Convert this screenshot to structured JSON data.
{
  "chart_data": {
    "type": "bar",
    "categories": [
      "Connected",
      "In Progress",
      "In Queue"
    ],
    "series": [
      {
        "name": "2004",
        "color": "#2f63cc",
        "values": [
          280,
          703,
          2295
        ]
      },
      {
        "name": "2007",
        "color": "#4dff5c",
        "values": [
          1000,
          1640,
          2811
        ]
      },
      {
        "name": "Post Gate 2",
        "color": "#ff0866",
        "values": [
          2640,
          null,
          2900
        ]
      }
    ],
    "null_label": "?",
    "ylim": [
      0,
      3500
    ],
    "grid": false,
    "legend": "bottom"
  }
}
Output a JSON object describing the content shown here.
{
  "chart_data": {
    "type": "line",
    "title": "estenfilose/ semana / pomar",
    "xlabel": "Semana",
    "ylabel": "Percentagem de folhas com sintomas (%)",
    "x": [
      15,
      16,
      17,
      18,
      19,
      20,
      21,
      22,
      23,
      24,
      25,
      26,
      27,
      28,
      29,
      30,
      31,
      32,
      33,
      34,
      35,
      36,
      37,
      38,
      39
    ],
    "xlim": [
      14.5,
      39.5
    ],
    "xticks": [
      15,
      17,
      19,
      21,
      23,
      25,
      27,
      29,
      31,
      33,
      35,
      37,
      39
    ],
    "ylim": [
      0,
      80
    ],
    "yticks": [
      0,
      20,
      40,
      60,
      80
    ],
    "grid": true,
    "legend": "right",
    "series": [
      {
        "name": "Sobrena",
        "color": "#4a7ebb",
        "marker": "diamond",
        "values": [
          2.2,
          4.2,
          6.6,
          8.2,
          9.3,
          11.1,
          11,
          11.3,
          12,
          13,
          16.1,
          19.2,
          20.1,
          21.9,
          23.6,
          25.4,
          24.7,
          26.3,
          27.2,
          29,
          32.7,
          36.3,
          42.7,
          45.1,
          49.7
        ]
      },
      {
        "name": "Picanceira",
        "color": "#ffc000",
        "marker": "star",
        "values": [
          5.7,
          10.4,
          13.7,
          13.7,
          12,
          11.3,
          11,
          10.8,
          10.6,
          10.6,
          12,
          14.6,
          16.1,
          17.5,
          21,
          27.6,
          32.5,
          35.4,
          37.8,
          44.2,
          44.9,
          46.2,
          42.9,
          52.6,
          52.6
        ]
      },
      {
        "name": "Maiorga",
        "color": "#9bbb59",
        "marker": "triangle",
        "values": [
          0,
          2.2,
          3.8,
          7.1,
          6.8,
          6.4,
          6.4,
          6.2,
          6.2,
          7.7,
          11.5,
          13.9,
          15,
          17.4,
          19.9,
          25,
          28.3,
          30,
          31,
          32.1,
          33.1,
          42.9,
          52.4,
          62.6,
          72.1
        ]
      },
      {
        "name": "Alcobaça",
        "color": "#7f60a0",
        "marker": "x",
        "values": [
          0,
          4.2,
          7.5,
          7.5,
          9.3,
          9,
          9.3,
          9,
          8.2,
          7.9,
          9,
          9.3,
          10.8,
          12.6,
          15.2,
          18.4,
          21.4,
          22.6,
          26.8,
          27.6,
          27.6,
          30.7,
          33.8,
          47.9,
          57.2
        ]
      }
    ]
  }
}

■ To do ■
Lines containing the word "name" must all be returned from the material above.

■ Solution to this problem ■
        "name": "2004",
        "name": "2007",
        "name": "Post Gate 2",
        "name": "Sobrena",
        "name": "Picanceira",
        "name": "Maiorga",
        "name": "Alcobaça",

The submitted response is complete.